#### [Records for the task]
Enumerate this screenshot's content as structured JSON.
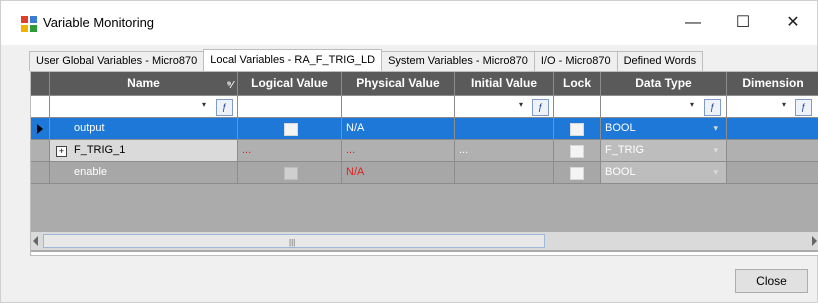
{
  "window": {
    "title": "Variable Monitoring",
    "minimize": "—",
    "maximize": "☐",
    "close": "✕"
  },
  "tabs": [
    "User Global Variables - Micro870",
    "Local Variables - RA_F_TRIG_LD",
    "System Variables - Micro870",
    "I/O - Micro870",
    "Defined Words"
  ],
  "grid": {
    "columns": [
      "Name",
      "Logical Value",
      "Physical Value",
      "Initial Value",
      "Lock",
      "Data Type",
      "Dimension"
    ],
    "rows": [
      {
        "name": "output",
        "logical": "",
        "physical": "N/A",
        "initial": "",
        "data_type": "BOOL"
      },
      {
        "name": "F_TRIG_1",
        "logical": "...",
        "physical": "...",
        "initial": "...",
        "data_type": "F_TRIG"
      },
      {
        "name": "enable",
        "logical": "",
        "physical": "N/A",
        "initial": "",
        "data_type": "BOOL"
      }
    ]
  },
  "buttons": {
    "close": "Close"
  },
  "colors": {
    "selection": "#1e78d7",
    "header": "#5a5a5a",
    "error_text": "#e02020"
  }
}
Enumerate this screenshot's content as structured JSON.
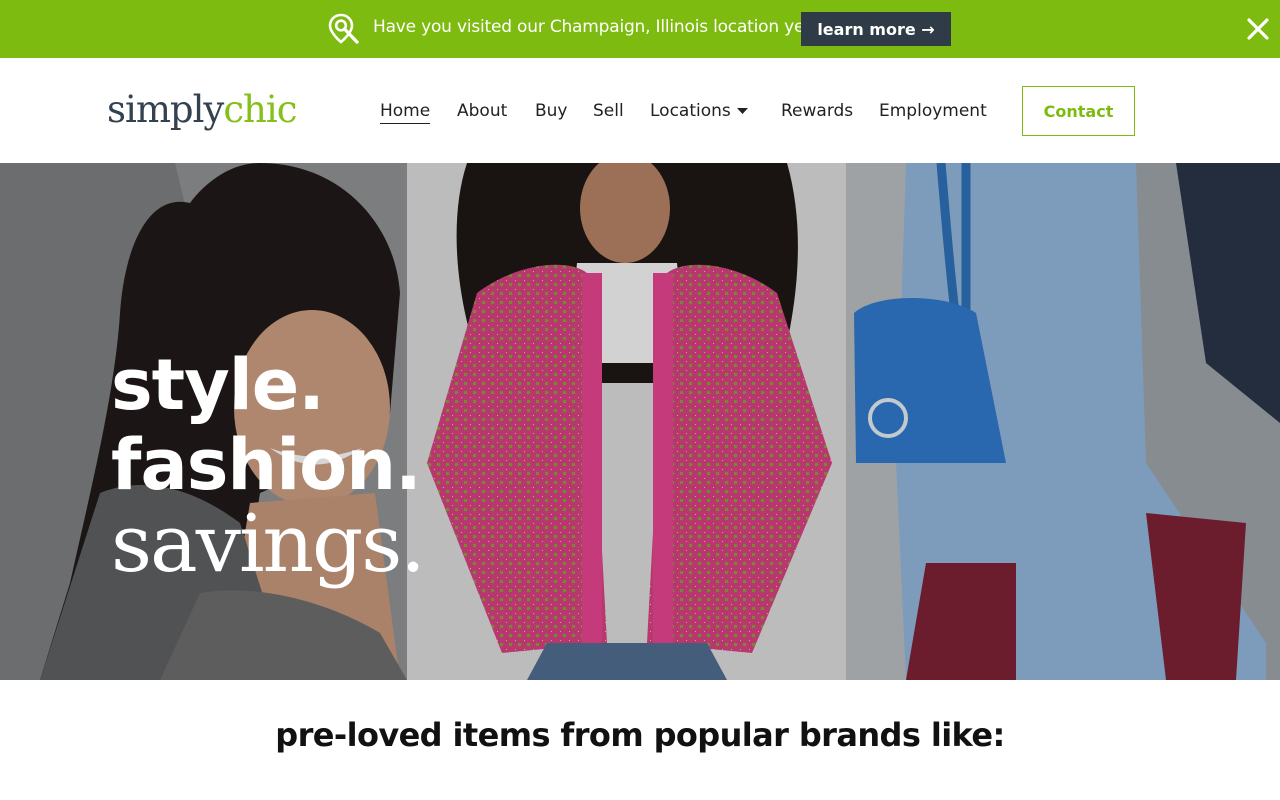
{
  "announcement": {
    "icon": "map-search-icon",
    "message": "Have you visited our Champaign, Illinois location yet?",
    "button_label": "learn more →",
    "close_icon": "close-icon",
    "background_color": "#7dbb10",
    "button_color": "#2f3b46"
  },
  "brand": {
    "logo_part1": "simply",
    "logo_part2": "chic",
    "logo_colors": [
      "#344150",
      "#85bf1a"
    ]
  },
  "nav": {
    "items": [
      {
        "label": "Home",
        "active": true
      },
      {
        "label": "About"
      },
      {
        "label": "Buy"
      },
      {
        "label": "Sell"
      },
      {
        "label": "Locations",
        "icon": "caret-down-icon"
      },
      {
        "label": "Rewards"
      },
      {
        "label": "Employment"
      }
    ],
    "contact_label": "Contact",
    "accent_color": "#7dbb10"
  },
  "hero": {
    "line1": "style.",
    "line2": "fashion.",
    "line3": "savings."
  },
  "brands": {
    "heading": "pre-loved items from popular brands like:"
  }
}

#### [Description of the task]
Write out each entry exactly as given, but skip the pictures.

#### [Reply to the task]
Enumerate this screenshot's content as structured JSON.
{
  "window": {
    "title": "Variable Monitoring",
    "minimize": "—",
    "maximize": "☐",
    "close": "✕"
  },
  "tabs": [
    "User Global Variables - Micro870",
    "Local Variables - RA_F_TRIG_LD",
    "System Variables - Micro870",
    "I/O - Micro870",
    "Defined Words"
  ],
  "grid": {
    "columns": [
      "Name",
      "Logical Value",
      "Physical Value",
      "Initial Value",
      "Lock",
      "Data Type",
      "Dimension"
    ],
    "rows": [
      {
        "name": "output",
        "logical": "",
        "physical": "N/A",
        "initial": "",
        "data_type": "BOOL"
      },
      {
        "name": "F_TRIG_1",
        "logical": "...",
        "physical": "...",
        "initial": "...",
        "data_type": "F_TRIG"
      },
      {
        "name": "enable",
        "logical": "",
        "physical": "N/A",
        "initial": "",
        "data_type": "BOOL"
      }
    ]
  },
  "buttons": {
    "close": "Close"
  },
  "colors": {
    "selection": "#1e78d7",
    "header": "#5a5a5a",
    "error_text": "#e02020"
  }
}
Enumerate this screenshot's content as structured JSON.
{
  "announcement": {
    "icon": "map-search-icon",
    "message": "Have you visited our Champaign, Illinois location yet?",
    "button_label": "learn more →",
    "close_icon": "close-icon",
    "background_color": "#7dbb10",
    "button_color": "#2f3b46"
  },
  "brand": {
    "logo_part1": "simply",
    "logo_part2": "chic",
    "logo_colors": [
      "#344150",
      "#85bf1a"
    ]
  },
  "nav": {
    "items": [
      {
        "label": "Home",
        "active": true
      },
      {
        "label": "About"
      },
      {
        "label": "Buy"
      },
      {
        "label": "Sell"
      },
      {
        "label": "Locations",
        "icon": "caret-down-icon"
      },
      {
        "label": "Rewards"
      },
      {
        "label": "Employment"
      }
    ],
    "contact_label": "Contact",
    "accent_color": "#7dbb10"
  },
  "hero": {
    "line1": "style.",
    "line2": "fashion.",
    "line3": "savings."
  },
  "brands": {
    "heading": "pre-loved items from popular brands like:"
  }
}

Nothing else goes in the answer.